## Directive
Could you copy the rows below word for word, starting at the line that contains "List each element" and ending after the line that contains "207, 276, 214]"? Leave the picture out.

-- BEGIN Exercise material --

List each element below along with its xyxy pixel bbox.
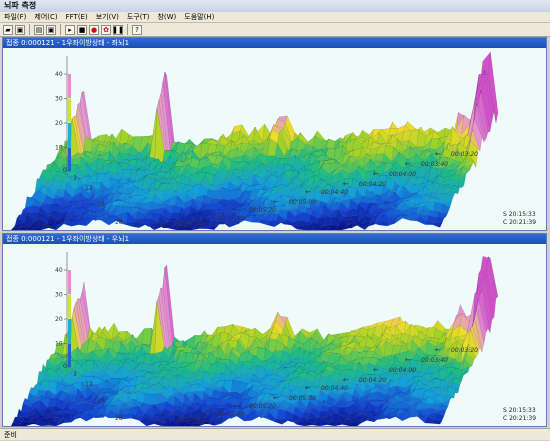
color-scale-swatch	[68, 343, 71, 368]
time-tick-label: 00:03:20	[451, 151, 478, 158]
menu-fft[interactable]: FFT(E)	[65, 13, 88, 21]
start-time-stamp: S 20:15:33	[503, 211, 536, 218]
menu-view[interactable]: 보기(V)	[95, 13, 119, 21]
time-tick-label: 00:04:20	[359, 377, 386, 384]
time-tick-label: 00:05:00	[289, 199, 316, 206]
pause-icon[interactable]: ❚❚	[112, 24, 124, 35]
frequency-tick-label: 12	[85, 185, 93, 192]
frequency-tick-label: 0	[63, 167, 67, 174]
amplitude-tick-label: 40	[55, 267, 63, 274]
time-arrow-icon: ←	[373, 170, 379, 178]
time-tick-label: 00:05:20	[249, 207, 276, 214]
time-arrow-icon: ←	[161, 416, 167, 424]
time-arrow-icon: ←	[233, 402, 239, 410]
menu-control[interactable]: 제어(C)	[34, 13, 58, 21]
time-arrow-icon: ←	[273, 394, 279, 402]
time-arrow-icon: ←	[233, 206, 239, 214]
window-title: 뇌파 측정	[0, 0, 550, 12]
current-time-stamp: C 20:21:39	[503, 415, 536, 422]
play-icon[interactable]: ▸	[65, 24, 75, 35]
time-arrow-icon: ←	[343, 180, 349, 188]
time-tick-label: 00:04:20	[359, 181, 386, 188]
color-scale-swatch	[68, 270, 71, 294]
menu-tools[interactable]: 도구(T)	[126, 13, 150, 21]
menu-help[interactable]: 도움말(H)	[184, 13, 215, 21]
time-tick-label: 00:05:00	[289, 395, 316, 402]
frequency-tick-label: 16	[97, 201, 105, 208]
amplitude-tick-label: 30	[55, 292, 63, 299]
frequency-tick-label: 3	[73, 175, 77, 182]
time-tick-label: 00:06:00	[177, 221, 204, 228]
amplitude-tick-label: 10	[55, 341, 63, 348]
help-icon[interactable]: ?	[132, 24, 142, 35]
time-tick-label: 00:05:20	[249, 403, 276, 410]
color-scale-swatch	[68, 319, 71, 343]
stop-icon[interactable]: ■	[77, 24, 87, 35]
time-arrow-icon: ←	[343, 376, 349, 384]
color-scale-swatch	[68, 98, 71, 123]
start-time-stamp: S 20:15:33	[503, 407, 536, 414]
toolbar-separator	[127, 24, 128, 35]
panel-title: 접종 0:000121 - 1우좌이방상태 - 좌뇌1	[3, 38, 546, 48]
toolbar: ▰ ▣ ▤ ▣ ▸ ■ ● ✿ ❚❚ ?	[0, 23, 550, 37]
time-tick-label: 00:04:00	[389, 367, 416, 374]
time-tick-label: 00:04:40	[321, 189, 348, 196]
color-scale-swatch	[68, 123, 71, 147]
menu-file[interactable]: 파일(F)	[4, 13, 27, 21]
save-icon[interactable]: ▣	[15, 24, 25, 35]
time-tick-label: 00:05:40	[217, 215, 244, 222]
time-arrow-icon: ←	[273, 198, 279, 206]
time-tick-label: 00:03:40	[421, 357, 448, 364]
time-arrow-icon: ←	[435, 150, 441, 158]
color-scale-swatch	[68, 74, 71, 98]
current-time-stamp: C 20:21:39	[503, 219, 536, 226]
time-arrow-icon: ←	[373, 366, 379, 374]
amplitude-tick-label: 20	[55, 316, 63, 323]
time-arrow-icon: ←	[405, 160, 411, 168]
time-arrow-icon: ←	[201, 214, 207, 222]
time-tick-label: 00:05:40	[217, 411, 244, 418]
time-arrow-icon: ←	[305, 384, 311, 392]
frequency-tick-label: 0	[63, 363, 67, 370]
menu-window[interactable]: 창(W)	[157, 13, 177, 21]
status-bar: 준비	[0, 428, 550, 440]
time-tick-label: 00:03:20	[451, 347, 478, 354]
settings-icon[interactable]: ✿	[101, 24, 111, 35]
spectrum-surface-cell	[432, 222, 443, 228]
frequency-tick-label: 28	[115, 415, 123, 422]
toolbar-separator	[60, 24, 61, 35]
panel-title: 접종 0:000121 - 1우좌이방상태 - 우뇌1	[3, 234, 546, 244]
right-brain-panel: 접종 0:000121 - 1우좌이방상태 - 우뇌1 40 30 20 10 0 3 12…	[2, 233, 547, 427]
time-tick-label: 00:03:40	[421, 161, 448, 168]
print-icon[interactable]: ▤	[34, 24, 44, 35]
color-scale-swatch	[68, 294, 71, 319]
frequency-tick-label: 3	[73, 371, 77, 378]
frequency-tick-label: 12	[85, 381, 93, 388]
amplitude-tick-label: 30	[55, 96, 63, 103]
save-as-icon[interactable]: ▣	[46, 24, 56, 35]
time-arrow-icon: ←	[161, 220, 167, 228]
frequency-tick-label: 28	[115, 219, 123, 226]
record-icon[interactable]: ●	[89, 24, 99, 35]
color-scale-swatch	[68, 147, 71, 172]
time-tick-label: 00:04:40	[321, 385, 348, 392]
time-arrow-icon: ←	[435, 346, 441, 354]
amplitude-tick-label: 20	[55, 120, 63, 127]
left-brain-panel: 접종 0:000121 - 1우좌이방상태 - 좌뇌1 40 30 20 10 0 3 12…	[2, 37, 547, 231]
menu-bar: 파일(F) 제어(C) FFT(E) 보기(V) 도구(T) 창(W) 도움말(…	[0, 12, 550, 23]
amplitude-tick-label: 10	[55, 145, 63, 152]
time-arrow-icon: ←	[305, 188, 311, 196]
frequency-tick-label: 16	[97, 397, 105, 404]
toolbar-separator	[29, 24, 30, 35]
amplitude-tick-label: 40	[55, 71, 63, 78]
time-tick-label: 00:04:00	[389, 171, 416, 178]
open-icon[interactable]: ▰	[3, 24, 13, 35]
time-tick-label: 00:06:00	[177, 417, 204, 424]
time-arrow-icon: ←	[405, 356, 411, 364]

-- END Exercise material --
-- BEGIN Exercise material --

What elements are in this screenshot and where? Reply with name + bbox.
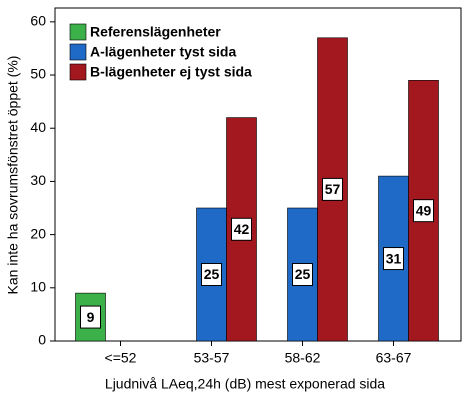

-- END Exercise material --
-- BEGIN Exercise material --

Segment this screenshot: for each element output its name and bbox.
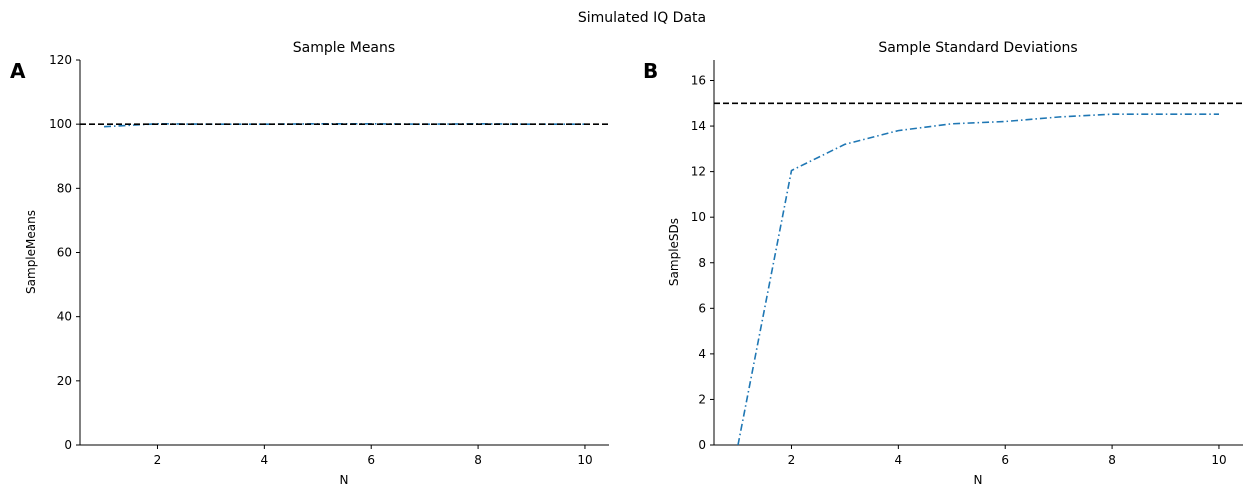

-- END Exercise material --

## Written solution
List each element below along with its xyxy pixel bbox.
color-scale-swatch	[68, 343, 71, 368]
time-tick-label: 00:03:20	[451, 151, 478, 158]
menu-fft[interactable]: FFT(E)	[65, 13, 88, 21]
start-time-stamp: S 20:15:33	[503, 211, 536, 218]
menu-view[interactable]: 보기(V)	[95, 13, 119, 21]
time-tick-label: 00:04:20	[359, 377, 386, 384]
time-tick-label: 00:05:00	[289, 199, 316, 206]
pause-icon[interactable]: ❚❚	[112, 24, 124, 35]
frequency-tick-label: 12	[85, 185, 93, 192]
frequency-tick-label: 0	[63, 167, 67, 174]
amplitude-tick-label: 40	[55, 267, 63, 274]
time-arrow-icon: ←	[373, 170, 379, 178]
time-tick-label: 00:05:20	[249, 207, 276, 214]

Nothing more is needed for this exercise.